Stated problem. Give every line again exactly as it appears, please, but not the pictures.

Record excerpts.

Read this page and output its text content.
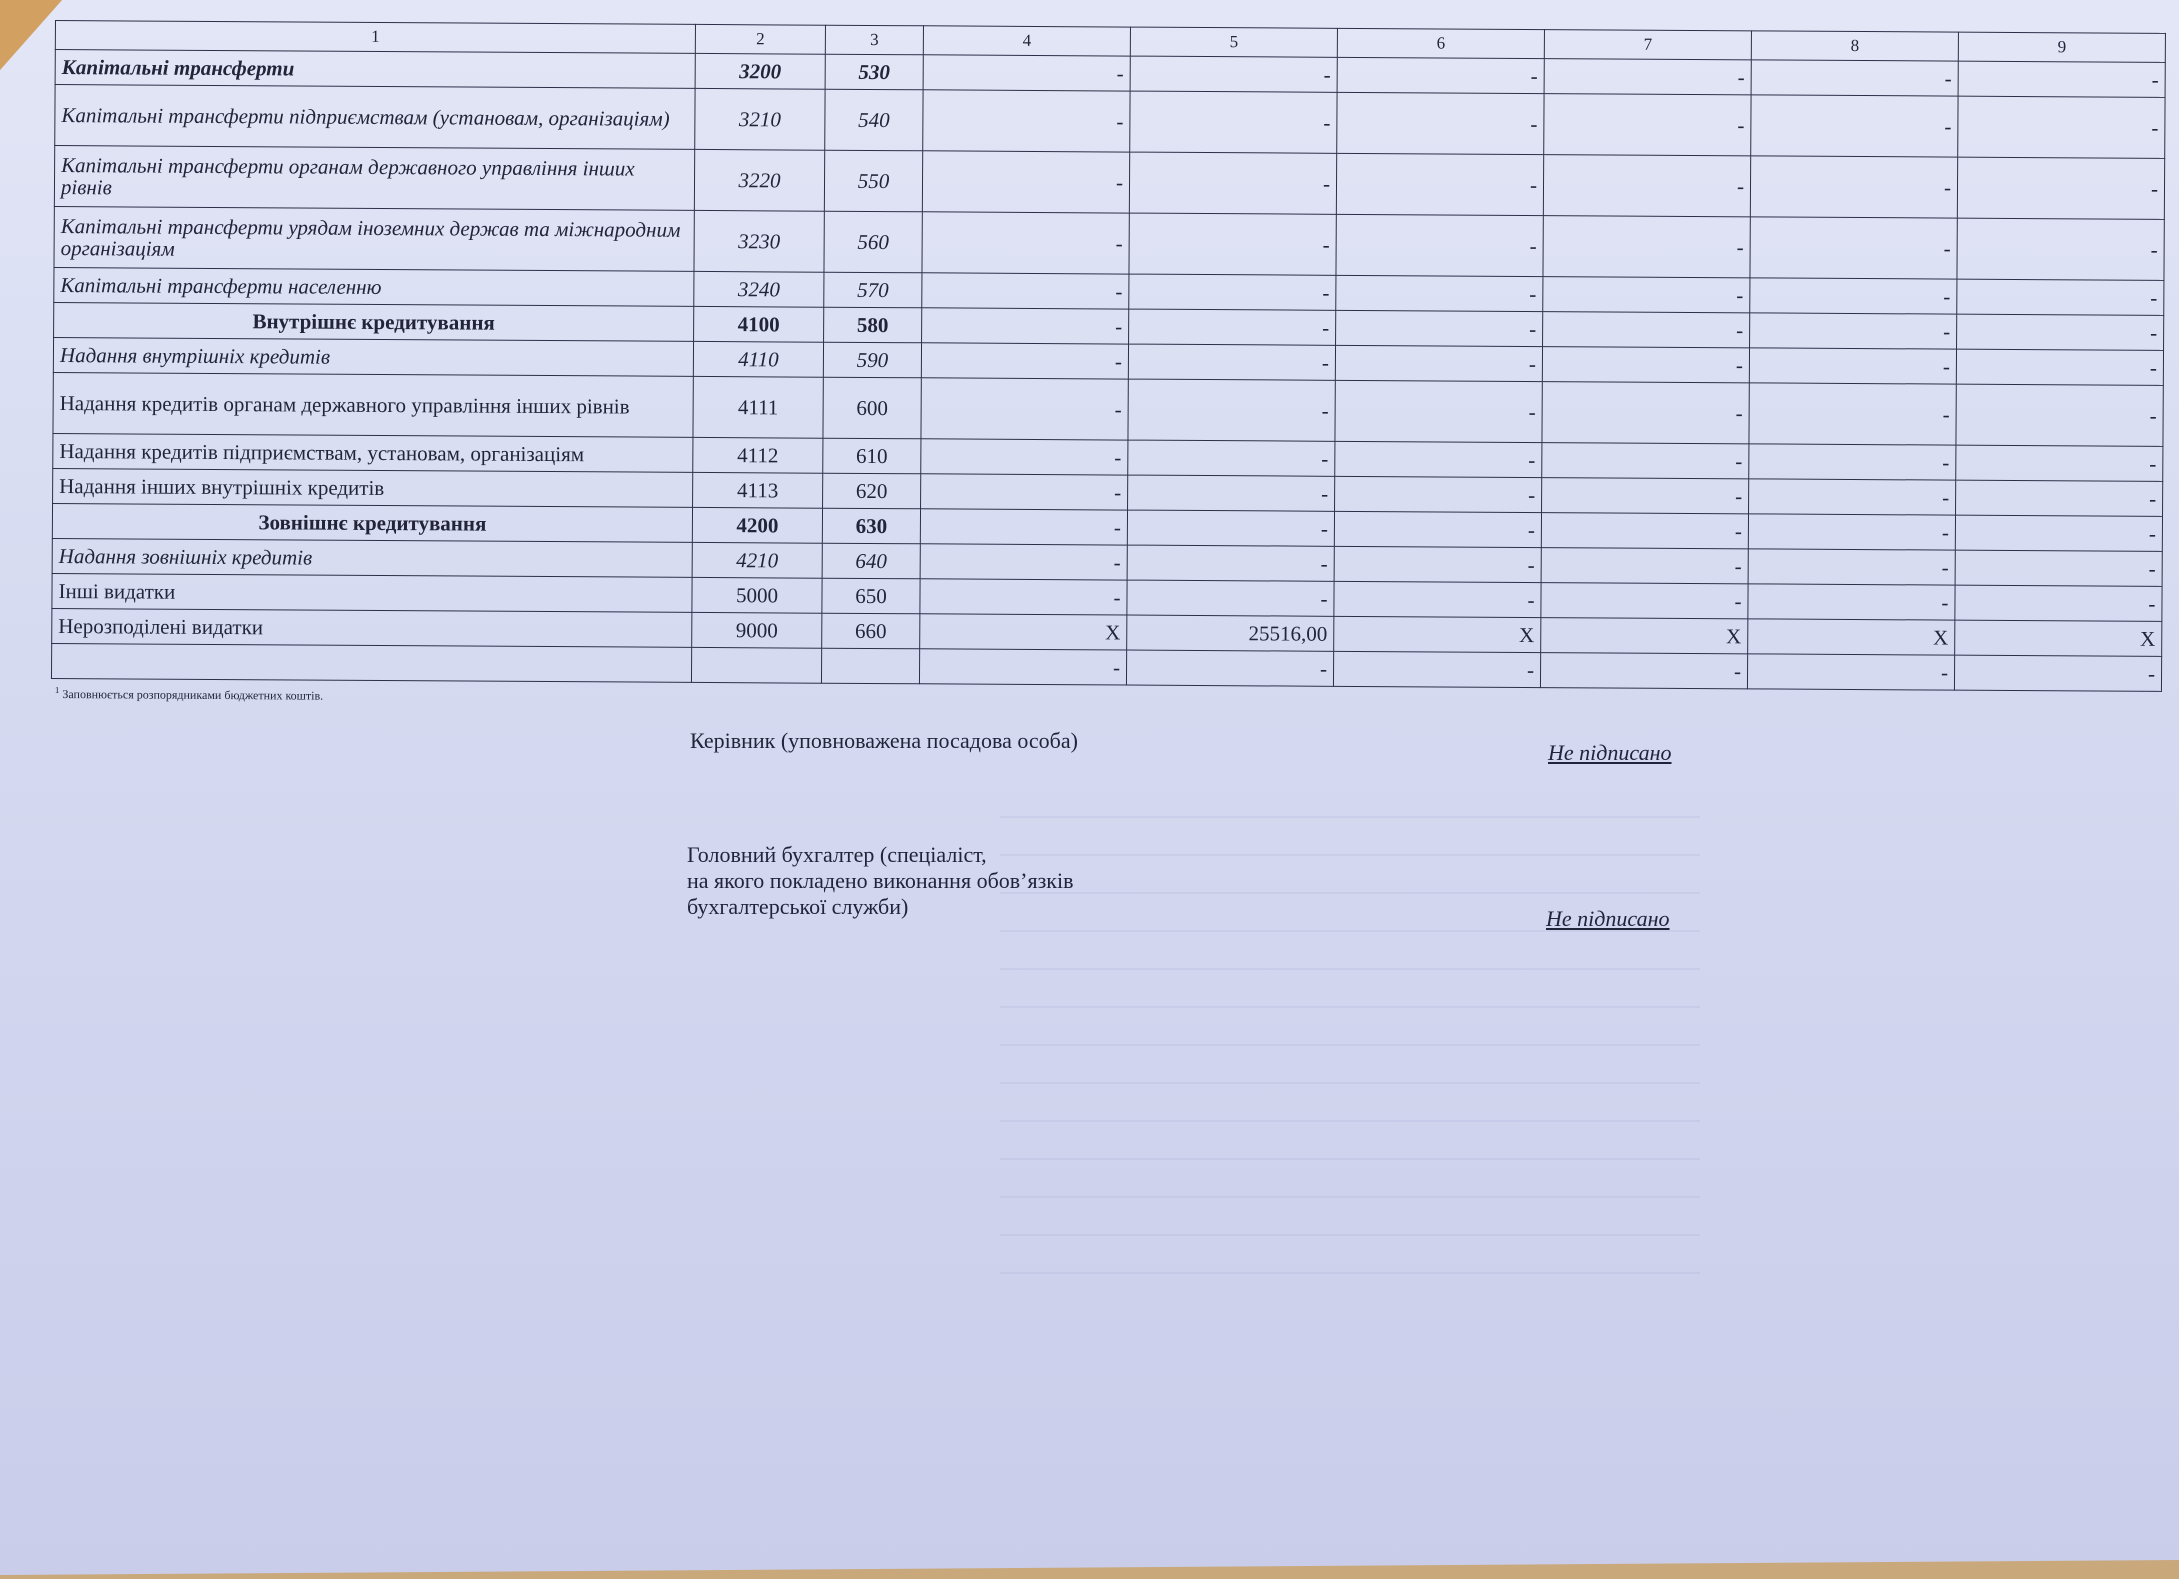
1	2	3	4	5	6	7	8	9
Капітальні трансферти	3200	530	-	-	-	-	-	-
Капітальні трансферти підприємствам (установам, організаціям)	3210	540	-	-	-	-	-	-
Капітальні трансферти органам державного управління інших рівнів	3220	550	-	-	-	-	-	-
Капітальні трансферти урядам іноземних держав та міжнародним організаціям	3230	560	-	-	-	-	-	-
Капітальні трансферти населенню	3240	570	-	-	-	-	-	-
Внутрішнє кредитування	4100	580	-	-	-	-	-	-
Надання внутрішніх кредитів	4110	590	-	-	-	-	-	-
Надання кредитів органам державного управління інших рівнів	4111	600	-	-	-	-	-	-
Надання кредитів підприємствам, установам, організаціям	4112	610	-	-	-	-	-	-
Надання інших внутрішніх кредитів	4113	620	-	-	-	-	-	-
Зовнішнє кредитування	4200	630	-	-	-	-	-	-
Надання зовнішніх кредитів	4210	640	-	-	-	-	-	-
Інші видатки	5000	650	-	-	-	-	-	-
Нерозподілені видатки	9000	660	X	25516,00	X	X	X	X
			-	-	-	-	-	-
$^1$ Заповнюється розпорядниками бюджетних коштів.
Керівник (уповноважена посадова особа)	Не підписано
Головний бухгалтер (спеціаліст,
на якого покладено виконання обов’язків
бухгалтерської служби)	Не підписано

Problem solution.
Read this page and output its text content.
1	2	3	4	5	6	7	8	9
Капітальні трансферти	3200	530	-	-	-	-	-	-
Капітальні трансферти підприємствам (установам, організаціям)	3210	540	-	-	-	-	-	-
Капітальні трансферти органам державного управління інших рівнів	3220	550	-	-	-	-	-	-
Капітальні трансферти урядам іноземних держав та міжнародним організаціям	3230	560	-	-	-	-	-	-
Капітальні трансферти населенню	3240	570	-	-	-	-	-	-
Внутрішнє кредитування	4100	580	-	-	-	-	-	-
Надання внутрішніх кредитів	4110	590	-	-	-	-	-	-
Надання кредитів органам державного управління інших рівнів	4111	600	-	-	-	-	-	-
Надання кредитів підприємствам, установам, організаціям	4112	610	-	-	-	-	-	-
Надання інших внутрішніх кредитів	4113	620	-	-	-	-	-	-
Зовнішнє кредитування	4200	630	-	-	-	-	-	-
Надання зовнішніх кредитів	4210	640	-	-	-	-	-	-
Інші видатки	5000	650	-	-	-	-	-	-
Нерозподілені видатки	9000	660	X	25516,00	X	X	X	X
			-	-	-	-	-	-
$^1$ Заповнюється розпорядниками бюджетних коштів.
Керівник (уповноважена посадова особа)	Не підписано
Головний бухгалтер (спеціаліст,
на якого покладено виконання обов’язків
бухгалтерської служби)	Не підписано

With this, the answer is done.